| STATED TASK |
Find and return each line containing "detail".
--- Start ---
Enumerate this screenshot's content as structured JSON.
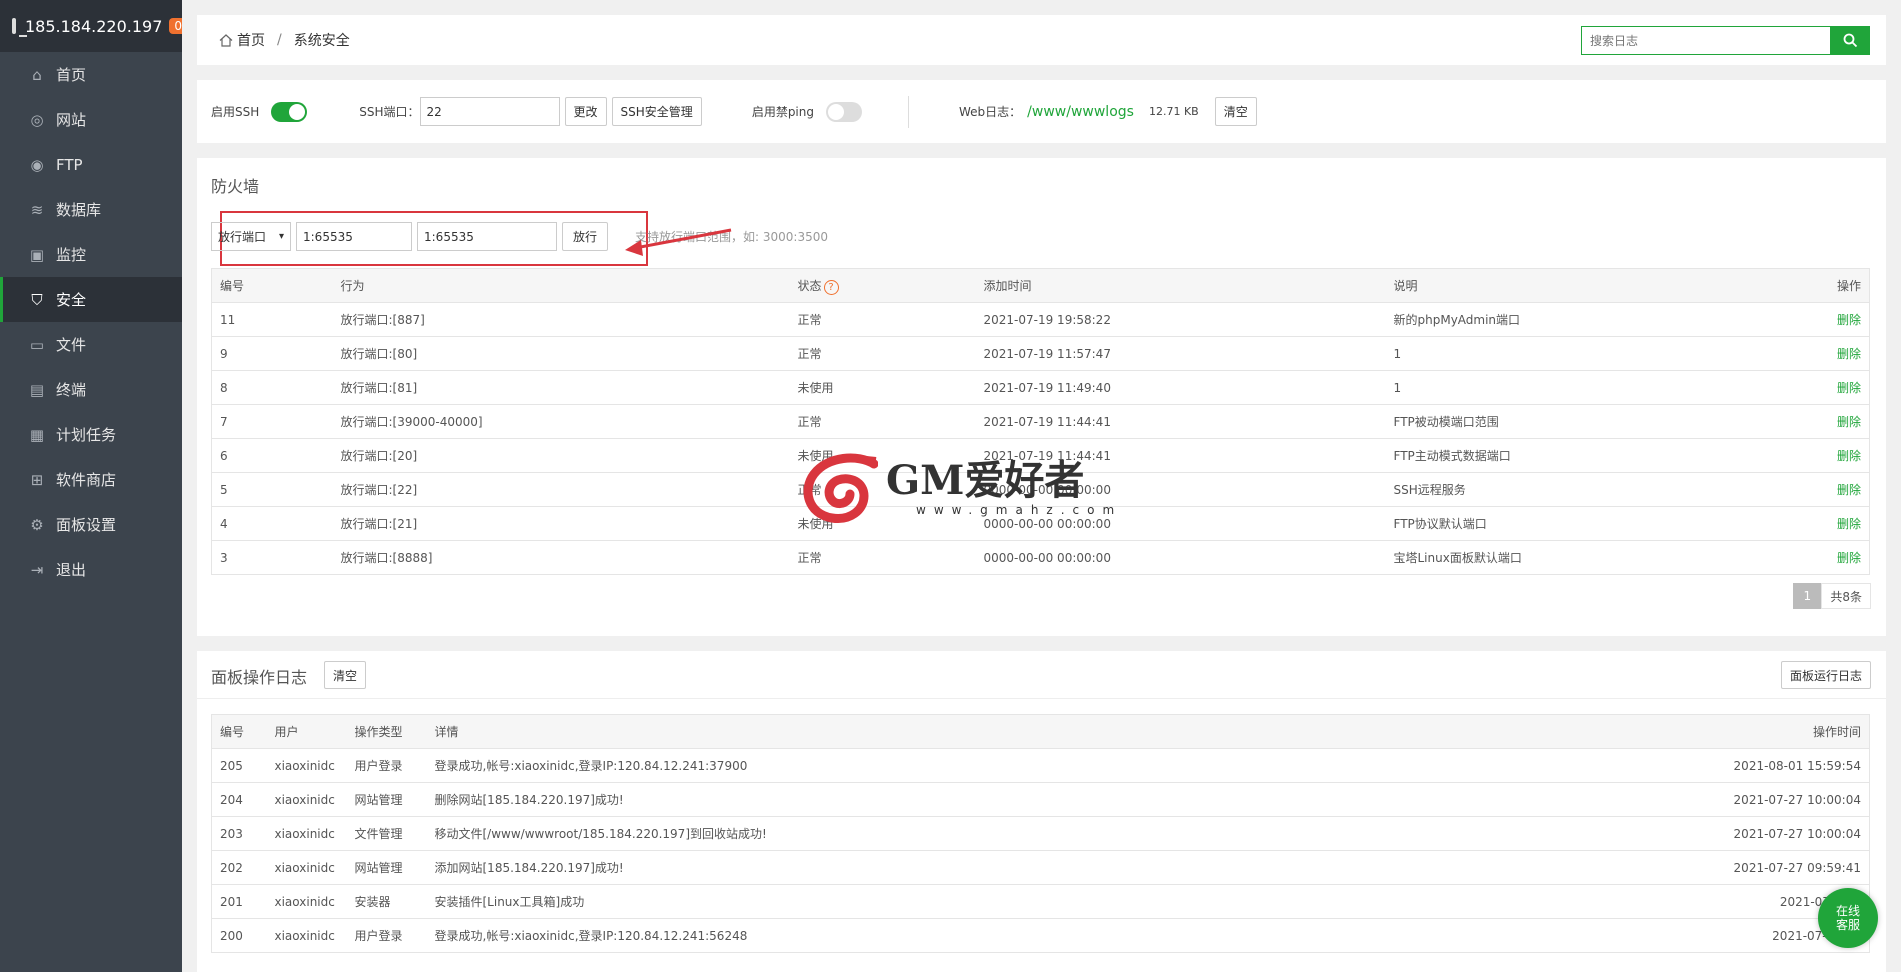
{
  "server": {
    "ip": "185.184.220.197",
    "badge": "0"
  },
  "sidebar": {
    "items": [
      {
        "label": "首页",
        "icon": "home-icon",
        "glyph": "⌂"
      },
      {
        "label": "网站",
        "icon": "globe-icon",
        "glyph": "◎"
      },
      {
        "label": "FTP",
        "icon": "ftp-icon",
        "glyph": "◉"
      },
      {
        "label": "数据库",
        "icon": "database-icon",
        "glyph": "≋"
      },
      {
        "label": "监控",
        "icon": "monitor-icon",
        "glyph": "▣"
      },
      {
        "label": "安全",
        "icon": "shield-icon",
        "glyph": "⛉",
        "active": true
      },
      {
        "label": "文件",
        "icon": "folder-icon",
        "glyph": "▭"
      },
      {
        "label": "终端",
        "icon": "terminal-icon",
        "glyph": "▤"
      },
      {
        "label": "计划任务",
        "icon": "calendar-icon",
        "glyph": "▦"
      },
      {
        "label": "软件商店",
        "icon": "grid-icon",
        "glyph": "⊞"
      },
      {
        "label": "面板设置",
        "icon": "gear-icon",
        "glyph": "⚙"
      },
      {
        "label": "退出",
        "icon": "logout-icon",
        "glyph": "⇥"
      }
    ]
  },
  "breadcrumb": {
    "home": "首页",
    "sep": "/",
    "current": "系统安全"
  },
  "search": {
    "placeholder": "搜索日志"
  },
  "ssh": {
    "enable_label": "启用SSH",
    "port_label": "SSH端口：",
    "port_value": "22",
    "change_btn": "更改",
    "manage_btn": "SSH安全管理",
    "ping_label": "启用禁ping",
    "weblog_label": "Web日志：",
    "weblog_path": "/www/wwwlogs",
    "weblog_size": "12.71 KB",
    "clear_btn": "清空"
  },
  "firewall": {
    "title": "防火墙",
    "select_value": "放行端口",
    "port_from": "1:65535",
    "port_to": "1:65535",
    "add_btn": "放行",
    "hint": "支持放行端口范围，如: 3000:3500",
    "columns": [
      "编号",
      "行为",
      "状态",
      "添加时间",
      "说明",
      "操作"
    ],
    "rows": [
      {
        "id": "11",
        "action": "放行端口:[887]",
        "status": "正常",
        "time": "2021-07-19 19:58:22",
        "note": "新的phpMyAdmin端口",
        "op": "删除"
      },
      {
        "id": "9",
        "action": "放行端口:[80]",
        "status": "正常",
        "time": "2021-07-19 11:57:47",
        "note": "1",
        "op": "删除"
      },
      {
        "id": "8",
        "action": "放行端口:[81]",
        "status": "未使用",
        "time": "2021-07-19 11:49:40",
        "note": "1",
        "op": "删除"
      },
      {
        "id": "7",
        "action": "放行端口:[39000-40000]",
        "status": "正常",
        "time": "2021-07-19 11:44:41",
        "note": "FTP被动模端口范围",
        "op": "删除"
      },
      {
        "id": "6",
        "action": "放行端口:[20]",
        "status": "未使用",
        "time": "2021-07-19 11:44:41",
        "note": "FTP主动模式数据端口",
        "op": "删除"
      },
      {
        "id": "5",
        "action": "放行端口:[22]",
        "status": "正常",
        "time": "0000-00-00 00:00:00",
        "note": "SSH远程服务",
        "op": "删除"
      },
      {
        "id": "4",
        "action": "放行端口:[21]",
        "status": "未使用",
        "time": "0000-00-00 00:00:00",
        "note": "FTP协议默认端口",
        "op": "删除"
      },
      {
        "id": "3",
        "action": "放行端口:[8888]",
        "status": "正常",
        "time": "0000-00-00 00:00:00",
        "note": "宝塔Linux面板默认端口",
        "op": "删除"
      }
    ],
    "pager": {
      "page": "1",
      "total": "共8条"
    }
  },
  "panel_log": {
    "title": "面板操作日志",
    "clear_btn": "清空",
    "run_log_btn": "面板运行日志",
    "columns": [
      "编号",
      "用户",
      "操作类型",
      "详情",
      "操作时间"
    ],
    "rows": [
      {
        "id": "205",
        "user": "xiaoxinidc",
        "type": "用户登录",
        "detail": "登录成功,帐号:xiaoxinidc,登录IP:120.84.12.241:37900",
        "time": "2021-08-01 15:59:54"
      },
      {
        "id": "204",
        "user": "xiaoxinidc",
        "type": "网站管理",
        "detail": "删除网站[185.184.220.197]成功!",
        "time": "2021-07-27 10:00:04"
      },
      {
        "id": "203",
        "user": "xiaoxinidc",
        "type": "文件管理",
        "detail": "移动文件[/www/wwwroot/185.184.220.197]到回收站成功!",
        "time": "2021-07-27 10:00:04"
      },
      {
        "id": "202",
        "user": "xiaoxinidc",
        "type": "网站管理",
        "detail": "添加网站[185.184.220.197]成功!",
        "time": "2021-07-27 09:59:41"
      },
      {
        "id": "201",
        "user": "xiaoxinidc",
        "type": "安装器",
        "detail": "安装插件[Linux工具箱]成功",
        "time": "2021-07-27 0"
      },
      {
        "id": "200",
        "user": "xiaoxinidc",
        "type": "用户登录",
        "detail": "登录成功,帐号:xiaoxinidc,登录IP:120.84.12.241:56248",
        "time": "2021-07-22 18"
      }
    ]
  },
  "watermark": {
    "title": "GM爱好者",
    "url": "www.gmahz.com"
  },
  "chat": {
    "line1": "在线",
    "line2": "客服"
  },
  "colors": {
    "accent": "#20a53a",
    "sidebar": "#3c444d",
    "sidebar_dark": "#2c3138",
    "badge": "#f0712f",
    "highlight": "#d9363e"
  }
}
--- End ---
| RESULT FOR THIS TASK |
        "detail": "登录成功,帐号:xiaoxinidc,登录IP:120.84.12.241:37900",
        "detail": "删除网站[185.184.220.197]成功!",
        "detail": "移动文件[/www/wwwroot/185.184.220.197]到回收站成功!",
        "detail": "添加网站[185.184.220.197]成功!",
        "detail": "安装插件[Linux工具箱]成功",
        "detail": "登录成功,帐号:xiaoxinidc,登录IP:120.84.12.241:56248",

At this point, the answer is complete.